## [Directive]
Can you pull out each line of the data below that includes the word "this"?

** start Data to process **

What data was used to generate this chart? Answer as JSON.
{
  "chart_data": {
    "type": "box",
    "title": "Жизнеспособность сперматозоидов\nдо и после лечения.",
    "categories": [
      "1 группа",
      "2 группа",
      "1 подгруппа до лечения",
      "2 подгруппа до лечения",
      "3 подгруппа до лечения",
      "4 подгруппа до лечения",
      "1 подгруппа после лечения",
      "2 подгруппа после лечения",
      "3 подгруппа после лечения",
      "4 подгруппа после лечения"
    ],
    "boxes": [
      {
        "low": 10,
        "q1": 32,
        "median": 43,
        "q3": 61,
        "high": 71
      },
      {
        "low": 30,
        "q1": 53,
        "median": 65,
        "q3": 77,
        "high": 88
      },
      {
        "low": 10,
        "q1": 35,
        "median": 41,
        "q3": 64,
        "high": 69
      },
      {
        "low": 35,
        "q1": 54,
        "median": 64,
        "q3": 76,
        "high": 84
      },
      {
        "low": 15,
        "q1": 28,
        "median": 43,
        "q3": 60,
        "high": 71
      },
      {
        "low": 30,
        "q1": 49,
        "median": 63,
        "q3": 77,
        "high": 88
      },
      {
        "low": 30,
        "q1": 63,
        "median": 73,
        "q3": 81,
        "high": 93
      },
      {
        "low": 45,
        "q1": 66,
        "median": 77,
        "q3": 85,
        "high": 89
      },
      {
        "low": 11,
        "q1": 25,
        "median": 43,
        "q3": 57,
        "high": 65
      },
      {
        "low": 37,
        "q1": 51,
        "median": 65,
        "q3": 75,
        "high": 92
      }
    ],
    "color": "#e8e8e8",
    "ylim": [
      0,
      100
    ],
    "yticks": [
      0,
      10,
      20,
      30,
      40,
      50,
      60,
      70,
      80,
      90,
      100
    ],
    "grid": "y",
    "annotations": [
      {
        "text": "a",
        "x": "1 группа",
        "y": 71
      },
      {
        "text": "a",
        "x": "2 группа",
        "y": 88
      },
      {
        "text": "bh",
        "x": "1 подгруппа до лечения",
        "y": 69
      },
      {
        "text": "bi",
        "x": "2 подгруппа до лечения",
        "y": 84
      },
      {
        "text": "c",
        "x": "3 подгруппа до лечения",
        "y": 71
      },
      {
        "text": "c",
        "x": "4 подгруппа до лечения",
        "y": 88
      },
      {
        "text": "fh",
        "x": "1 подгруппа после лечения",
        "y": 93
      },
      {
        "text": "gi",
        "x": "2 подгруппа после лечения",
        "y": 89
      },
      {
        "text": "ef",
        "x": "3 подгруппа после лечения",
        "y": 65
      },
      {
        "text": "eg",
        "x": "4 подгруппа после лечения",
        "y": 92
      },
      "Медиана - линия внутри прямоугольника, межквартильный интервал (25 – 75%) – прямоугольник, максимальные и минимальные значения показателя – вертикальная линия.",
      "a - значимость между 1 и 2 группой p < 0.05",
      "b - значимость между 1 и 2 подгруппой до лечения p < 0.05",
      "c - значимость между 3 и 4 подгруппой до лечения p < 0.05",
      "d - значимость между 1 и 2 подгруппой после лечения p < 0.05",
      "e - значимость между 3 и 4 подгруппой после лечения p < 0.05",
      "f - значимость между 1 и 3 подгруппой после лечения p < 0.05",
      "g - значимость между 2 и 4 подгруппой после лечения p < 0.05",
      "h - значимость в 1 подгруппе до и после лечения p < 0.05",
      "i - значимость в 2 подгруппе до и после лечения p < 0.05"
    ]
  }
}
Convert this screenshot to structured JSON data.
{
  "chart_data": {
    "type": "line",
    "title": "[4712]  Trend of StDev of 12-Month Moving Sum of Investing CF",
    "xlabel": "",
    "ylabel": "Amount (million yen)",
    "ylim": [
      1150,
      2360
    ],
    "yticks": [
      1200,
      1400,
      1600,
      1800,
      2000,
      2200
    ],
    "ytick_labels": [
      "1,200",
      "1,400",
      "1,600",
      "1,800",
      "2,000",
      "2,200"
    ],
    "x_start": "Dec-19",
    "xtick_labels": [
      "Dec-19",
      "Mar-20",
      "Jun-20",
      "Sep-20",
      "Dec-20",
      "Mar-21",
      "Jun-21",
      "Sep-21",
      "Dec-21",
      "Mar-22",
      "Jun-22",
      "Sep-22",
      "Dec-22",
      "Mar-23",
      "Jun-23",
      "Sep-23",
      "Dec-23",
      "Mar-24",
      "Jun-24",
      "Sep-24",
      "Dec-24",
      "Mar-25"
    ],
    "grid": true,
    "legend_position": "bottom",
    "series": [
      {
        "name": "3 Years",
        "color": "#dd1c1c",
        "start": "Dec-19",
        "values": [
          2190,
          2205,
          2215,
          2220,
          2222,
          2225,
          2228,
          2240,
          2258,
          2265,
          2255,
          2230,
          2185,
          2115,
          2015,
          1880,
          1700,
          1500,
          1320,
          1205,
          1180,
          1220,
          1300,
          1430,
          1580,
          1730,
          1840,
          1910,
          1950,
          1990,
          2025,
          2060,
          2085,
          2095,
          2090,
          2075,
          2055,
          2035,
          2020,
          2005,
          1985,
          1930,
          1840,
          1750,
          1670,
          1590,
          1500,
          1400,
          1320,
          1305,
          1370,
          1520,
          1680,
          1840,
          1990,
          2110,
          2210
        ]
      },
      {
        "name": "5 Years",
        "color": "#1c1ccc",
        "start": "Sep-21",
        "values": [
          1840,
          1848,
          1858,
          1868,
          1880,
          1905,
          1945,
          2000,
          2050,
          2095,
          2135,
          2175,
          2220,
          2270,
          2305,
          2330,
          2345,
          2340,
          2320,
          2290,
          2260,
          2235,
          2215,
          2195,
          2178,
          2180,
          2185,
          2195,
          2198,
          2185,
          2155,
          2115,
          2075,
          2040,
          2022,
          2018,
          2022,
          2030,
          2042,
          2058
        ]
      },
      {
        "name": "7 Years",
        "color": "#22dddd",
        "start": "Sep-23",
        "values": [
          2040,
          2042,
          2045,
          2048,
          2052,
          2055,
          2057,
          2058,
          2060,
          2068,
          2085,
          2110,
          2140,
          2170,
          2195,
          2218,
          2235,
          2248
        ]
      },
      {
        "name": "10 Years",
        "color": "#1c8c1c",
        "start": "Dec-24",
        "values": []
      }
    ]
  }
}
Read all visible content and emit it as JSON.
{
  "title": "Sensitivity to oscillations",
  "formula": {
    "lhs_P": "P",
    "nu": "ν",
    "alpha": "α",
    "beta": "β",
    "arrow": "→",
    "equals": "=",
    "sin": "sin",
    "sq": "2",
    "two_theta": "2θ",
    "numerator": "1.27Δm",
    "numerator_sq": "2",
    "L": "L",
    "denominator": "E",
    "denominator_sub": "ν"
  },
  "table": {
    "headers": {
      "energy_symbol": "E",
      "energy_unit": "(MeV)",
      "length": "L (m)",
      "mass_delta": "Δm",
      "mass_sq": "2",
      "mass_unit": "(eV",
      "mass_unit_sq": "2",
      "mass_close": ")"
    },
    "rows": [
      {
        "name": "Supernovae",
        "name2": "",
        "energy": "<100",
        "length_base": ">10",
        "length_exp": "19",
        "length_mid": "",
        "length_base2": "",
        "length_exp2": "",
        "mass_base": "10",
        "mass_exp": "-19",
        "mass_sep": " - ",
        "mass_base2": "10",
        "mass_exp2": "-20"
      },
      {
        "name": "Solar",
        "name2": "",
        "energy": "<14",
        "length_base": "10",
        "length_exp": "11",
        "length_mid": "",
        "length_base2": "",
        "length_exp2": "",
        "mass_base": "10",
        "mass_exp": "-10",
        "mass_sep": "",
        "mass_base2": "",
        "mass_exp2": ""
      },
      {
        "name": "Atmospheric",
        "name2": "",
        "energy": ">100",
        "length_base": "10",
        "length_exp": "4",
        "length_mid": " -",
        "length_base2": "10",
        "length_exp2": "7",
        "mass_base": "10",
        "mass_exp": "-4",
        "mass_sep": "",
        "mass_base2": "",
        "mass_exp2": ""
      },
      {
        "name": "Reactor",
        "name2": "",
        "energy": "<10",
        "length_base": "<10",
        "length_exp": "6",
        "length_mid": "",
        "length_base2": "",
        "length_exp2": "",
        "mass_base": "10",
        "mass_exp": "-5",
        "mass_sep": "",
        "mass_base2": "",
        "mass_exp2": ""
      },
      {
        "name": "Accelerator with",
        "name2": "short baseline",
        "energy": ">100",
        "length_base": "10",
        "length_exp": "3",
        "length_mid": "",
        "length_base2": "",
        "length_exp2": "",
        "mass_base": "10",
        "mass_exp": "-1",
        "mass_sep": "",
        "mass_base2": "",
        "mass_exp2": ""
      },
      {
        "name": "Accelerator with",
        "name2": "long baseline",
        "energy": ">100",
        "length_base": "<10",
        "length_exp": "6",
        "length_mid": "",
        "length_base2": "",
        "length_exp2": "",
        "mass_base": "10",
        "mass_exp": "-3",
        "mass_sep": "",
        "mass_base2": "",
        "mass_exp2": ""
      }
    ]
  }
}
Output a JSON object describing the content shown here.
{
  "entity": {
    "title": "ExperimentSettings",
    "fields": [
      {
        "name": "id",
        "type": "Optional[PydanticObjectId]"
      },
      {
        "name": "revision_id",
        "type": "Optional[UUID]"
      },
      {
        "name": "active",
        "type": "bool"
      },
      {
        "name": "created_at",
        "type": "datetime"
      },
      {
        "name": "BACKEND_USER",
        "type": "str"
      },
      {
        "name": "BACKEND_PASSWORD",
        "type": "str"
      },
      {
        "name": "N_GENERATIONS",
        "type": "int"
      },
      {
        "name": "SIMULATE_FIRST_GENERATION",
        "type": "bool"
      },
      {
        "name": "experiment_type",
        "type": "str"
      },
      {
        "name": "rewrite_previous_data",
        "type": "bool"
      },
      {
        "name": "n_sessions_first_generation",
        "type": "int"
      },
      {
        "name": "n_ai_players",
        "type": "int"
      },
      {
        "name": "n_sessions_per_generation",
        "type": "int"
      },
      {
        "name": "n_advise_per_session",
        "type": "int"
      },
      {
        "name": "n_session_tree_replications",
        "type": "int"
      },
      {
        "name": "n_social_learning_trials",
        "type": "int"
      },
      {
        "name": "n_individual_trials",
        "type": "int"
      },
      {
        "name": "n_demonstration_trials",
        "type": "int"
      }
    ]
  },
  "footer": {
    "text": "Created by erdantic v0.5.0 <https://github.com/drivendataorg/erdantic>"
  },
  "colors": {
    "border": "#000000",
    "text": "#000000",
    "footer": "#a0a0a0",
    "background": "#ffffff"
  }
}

** end Data to process **

## [Written solution]
What data was used to generate this chart? Answer as JSON.
Convert this screenshot to structured JSON data.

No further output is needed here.